Algo, porém, não se ajusta. Paul Krugman disse recentemente
que o Brasil, ao contrário do que apregoa o FED, não é mais vulnerável como no
passado e que não se deve esperar dos EUA políticas que não sejam de interesse
da sua exclusiva necessidade para recuperar a própria economia americana. No segundo mês deste ano criamos 111% a mais
de empregos no país do que o mesmo mês de 2013.
O crescimento do Brasil, no ano passado, demonstrou-se
razoável na comparação com o crescimento dos principais países mais
industrializados mundo. As grandes jornadas de junho - que partiram de
necessidades reais das grandes massas de moradores nas grandes regiões
metropolitanas em busca de melhor saúde e transporte- depois de devidamente
“glamourizadas” pela mídia como um movimento da classe média conservadora
contra a “corrupção”, perderam potência e transformaram-se em escassas cenas de
“ação direta”. Ficaram, então, sem a
presença das classes trabalhadoras e dos setores médios dependentes da
qualidade destes serviços.
Neste cenário, o
preocupante não é sequer as eleições de 2014, já que elas são precedidas de um
amplo debate público através das mídias, garantido pela legislação eleitoral. O
preocupante é a impotência da esquerda e
do centro democrático reformista, para se opor a esta ofensiva no próximo período.
Nele, ao que tudo indica, o jogo democrático ficará mais bloqueado. O Poder
Judiciário sofrerá ainda mais pressões para adaptar-se às reformas neoliberais
contra as políticas públicas democráticas realizadas nos últimos dez anos e a
reforma política permanecerá excluída da agenda do país. A secundarização da
reforma política é um verdadeiro suicídio que vem sendo cometido pela “classe
política”, como a sociologia vulgar denomina a representação e os partidos
tradicionais.
A substituição da tentativa do controle das decisões do
Supremo, pela grande mídia, por um
ataque direto ao Estado, para enfraquecê-lo no cenário global (que hoje induz a
interdependências extremas), permanecerá,
ao longo deste ano, como questão dominante no cenário eleitoral. A crise
singular - um racha imprevisto - entre a imprensa representada por Noblat e o
Ministro Barbosa, como um dos expoentes do Supremo, embora tenha o sabor de uma disputa entre
indivíduos, é indicativa de uma mudança na estratégia da direita
Num primeiro momento ela capturou o Supremo e utilizou um
processo penal para condenar sem provas
e seduzir o povo, pois afinal estávamos “terminando com os corruptos e a
corrupção”. O “mensalão mineiro” e a “Alston” vem atrapalhando? Bem, passemos
para outra estratégia: é o segundo momento. A grande mídia muda de foco e passa
a denunciar que o Estado, em termos orçamentário-financeiros, está em crise aguda - Petrobras, setor
elétrico, retorno da inflação -
aprimorando-se em forjar “notas” nas agências picaretas para desmoralizar o Governo e preparar
qualquer um para ganhar as eleições de
14, menos Dilma com o PT. E agora? As pesquisas não respondem!

## Tarefa proposta a
Nas linhas do primeiro bloco de dados, reescreva da linha com "For every button, label, input, icon, or" até a linha com "Text: 21621: 21621 <box>848 778 901 795</box>", trocando "Circle shape" por "Ellipse shape" e mantendo todo o resto igual.
O trecho e as linhas de dados vêm de fontes distintas.

Registros com caixas rotuladas
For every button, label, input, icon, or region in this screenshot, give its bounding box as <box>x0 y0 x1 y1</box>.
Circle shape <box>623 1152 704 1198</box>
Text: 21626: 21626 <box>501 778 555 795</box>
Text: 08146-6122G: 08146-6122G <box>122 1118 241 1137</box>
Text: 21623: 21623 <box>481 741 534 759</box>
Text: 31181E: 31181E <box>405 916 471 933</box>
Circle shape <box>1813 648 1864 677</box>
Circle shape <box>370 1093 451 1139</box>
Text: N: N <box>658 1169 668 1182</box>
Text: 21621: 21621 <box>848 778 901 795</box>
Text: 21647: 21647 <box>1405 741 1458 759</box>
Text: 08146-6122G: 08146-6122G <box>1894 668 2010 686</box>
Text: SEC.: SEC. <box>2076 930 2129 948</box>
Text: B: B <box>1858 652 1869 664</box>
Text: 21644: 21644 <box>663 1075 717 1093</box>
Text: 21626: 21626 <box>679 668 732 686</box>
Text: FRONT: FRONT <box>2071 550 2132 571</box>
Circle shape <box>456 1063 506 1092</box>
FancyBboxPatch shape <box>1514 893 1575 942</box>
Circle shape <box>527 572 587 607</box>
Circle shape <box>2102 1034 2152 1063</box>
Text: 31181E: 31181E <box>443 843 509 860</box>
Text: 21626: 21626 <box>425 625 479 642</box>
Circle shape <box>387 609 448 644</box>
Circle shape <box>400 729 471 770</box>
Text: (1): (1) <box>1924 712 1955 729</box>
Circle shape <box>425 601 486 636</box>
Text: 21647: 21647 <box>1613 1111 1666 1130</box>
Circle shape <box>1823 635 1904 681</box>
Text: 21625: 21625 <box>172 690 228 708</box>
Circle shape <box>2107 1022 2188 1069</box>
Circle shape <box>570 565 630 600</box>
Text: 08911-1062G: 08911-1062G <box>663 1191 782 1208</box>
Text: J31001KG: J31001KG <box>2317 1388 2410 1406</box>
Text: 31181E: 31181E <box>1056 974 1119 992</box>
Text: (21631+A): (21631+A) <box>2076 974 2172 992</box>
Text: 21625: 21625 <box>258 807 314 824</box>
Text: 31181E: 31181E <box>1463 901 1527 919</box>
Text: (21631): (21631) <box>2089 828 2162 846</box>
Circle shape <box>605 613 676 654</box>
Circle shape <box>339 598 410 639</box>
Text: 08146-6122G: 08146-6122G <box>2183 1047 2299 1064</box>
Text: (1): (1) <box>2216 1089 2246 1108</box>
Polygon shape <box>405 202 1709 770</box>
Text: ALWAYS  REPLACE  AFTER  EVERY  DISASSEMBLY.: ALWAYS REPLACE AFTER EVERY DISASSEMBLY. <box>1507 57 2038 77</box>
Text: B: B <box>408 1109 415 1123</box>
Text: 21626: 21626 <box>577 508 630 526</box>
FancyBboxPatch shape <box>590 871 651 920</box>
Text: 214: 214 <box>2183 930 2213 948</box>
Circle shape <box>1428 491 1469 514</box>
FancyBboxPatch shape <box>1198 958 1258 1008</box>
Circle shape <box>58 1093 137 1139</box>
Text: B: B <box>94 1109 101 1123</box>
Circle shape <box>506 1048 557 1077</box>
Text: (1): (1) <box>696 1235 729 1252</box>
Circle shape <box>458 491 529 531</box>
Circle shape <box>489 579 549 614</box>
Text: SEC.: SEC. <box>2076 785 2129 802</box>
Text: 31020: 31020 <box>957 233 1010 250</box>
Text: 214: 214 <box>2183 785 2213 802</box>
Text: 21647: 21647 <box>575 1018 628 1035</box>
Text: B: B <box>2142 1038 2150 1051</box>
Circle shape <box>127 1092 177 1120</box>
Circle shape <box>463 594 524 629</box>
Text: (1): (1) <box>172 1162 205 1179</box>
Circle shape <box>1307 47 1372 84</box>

* * *

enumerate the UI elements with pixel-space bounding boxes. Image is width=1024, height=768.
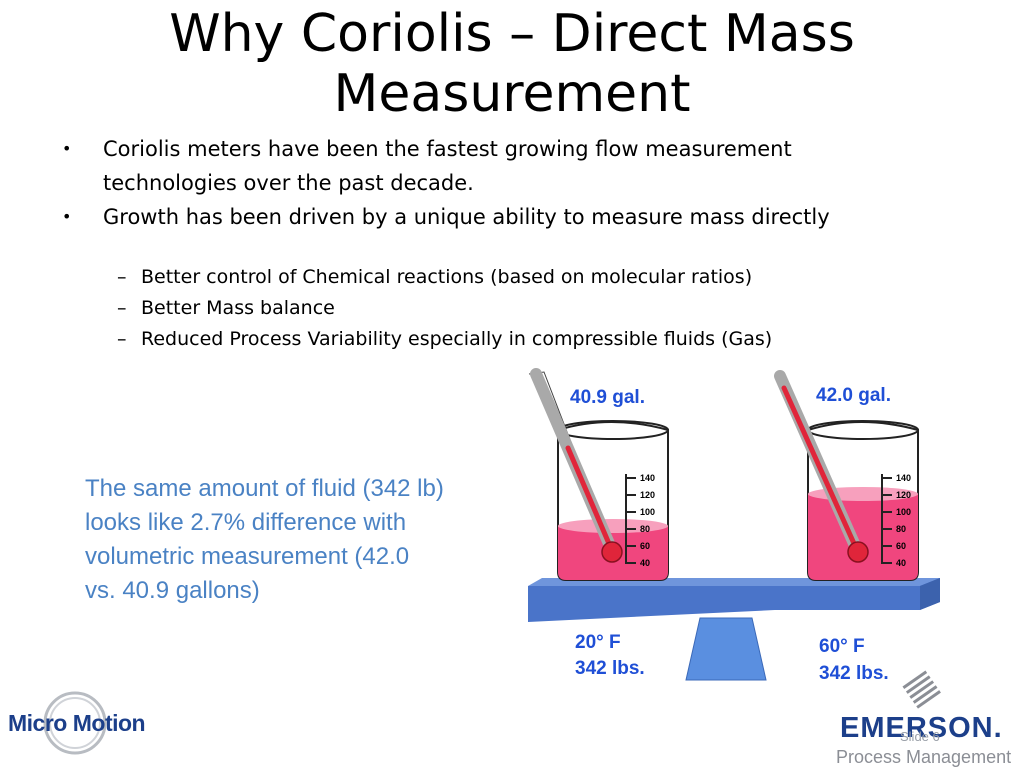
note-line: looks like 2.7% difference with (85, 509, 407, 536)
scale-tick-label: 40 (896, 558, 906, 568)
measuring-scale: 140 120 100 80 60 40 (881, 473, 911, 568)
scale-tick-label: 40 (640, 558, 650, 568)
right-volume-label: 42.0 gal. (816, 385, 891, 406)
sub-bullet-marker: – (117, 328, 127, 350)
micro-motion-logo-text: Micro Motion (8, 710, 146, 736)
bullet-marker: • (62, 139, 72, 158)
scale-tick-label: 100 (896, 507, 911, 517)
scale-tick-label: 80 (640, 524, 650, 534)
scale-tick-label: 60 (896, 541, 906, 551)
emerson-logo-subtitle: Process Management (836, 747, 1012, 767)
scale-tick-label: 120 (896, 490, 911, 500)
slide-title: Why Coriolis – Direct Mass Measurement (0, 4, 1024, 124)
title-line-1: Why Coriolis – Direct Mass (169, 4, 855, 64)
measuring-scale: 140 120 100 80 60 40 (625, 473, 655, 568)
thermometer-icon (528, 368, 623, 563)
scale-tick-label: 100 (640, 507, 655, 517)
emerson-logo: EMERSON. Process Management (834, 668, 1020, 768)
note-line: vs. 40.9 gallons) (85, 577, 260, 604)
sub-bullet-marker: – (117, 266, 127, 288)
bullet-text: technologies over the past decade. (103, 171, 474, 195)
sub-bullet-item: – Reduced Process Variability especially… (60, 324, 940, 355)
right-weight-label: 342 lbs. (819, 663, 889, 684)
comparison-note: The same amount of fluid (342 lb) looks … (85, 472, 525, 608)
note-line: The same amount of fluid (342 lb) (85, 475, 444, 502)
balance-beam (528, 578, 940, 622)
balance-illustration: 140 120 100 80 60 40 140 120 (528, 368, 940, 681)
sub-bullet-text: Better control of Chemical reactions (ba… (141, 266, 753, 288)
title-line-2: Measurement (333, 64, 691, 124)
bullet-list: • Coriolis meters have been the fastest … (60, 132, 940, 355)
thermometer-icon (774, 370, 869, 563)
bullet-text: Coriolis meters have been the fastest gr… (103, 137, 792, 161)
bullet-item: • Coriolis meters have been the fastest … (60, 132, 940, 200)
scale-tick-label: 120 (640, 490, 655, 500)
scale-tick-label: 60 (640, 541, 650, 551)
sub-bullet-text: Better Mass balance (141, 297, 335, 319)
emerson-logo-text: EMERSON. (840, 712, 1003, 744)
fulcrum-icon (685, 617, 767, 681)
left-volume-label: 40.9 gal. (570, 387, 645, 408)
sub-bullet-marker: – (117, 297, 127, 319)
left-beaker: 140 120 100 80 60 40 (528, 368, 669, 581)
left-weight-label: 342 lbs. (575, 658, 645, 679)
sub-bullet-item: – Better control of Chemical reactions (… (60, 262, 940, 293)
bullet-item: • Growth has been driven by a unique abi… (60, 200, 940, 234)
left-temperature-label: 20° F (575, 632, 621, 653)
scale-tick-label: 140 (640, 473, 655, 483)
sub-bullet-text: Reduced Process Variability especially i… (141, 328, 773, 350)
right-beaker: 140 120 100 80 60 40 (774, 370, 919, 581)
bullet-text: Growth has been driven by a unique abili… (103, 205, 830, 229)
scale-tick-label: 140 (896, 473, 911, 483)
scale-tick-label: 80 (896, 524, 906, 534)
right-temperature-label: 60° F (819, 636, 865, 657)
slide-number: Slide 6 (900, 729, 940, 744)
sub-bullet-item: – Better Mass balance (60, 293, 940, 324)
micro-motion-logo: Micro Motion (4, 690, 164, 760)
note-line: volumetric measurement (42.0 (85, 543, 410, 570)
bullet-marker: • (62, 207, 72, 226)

## Tarefa proposta b
Transforme em lista o parágrafo do trecho que começa com "Neste cenário, o preocupante", preservando os fatos principais.

## Resposta a
For every button, label, input, icon, or region in this screenshot, give its bounding box as <box>x0 y0 x1 y1</box>.
Ellipse shape <box>623 1152 704 1198</box>
Text: 21626: 21626 <box>501 778 555 795</box>
Text: 08146-6122G: 08146-6122G <box>122 1118 241 1137</box>
Text: 21623: 21623 <box>481 741 534 759</box>
Text: 31181E: 31181E <box>405 916 471 933</box>
Ellipse shape <box>1813 648 1864 677</box>
Ellipse shape <box>370 1093 451 1139</box>
Text: N: N <box>658 1169 668 1182</box>
Text: 21621: 21621 <box>848 778 901 795</box>

## Resposta b
- As eleições de 2014 não são o mais preocupante, pois são precedidas de amplo debate público nas mídias, garantido pela legislação eleitoral.
- O preocupante é a impotência da esquerda e do centro democrático reformista para se opor a essa ofensiva no próximo período.
- Nesse período, o jogo democrático deve ficar mais bloqueado.
- O Poder Judiciário sofrerá ainda mais pressões para se adaptar às reformas neoliberais contra as políticas públicas democráticas dos últimos dez anos.
- A reforma política continuará excluída da agenda do país, e essa secundarização é um verdadeiro suicídio cometido pela "classe política".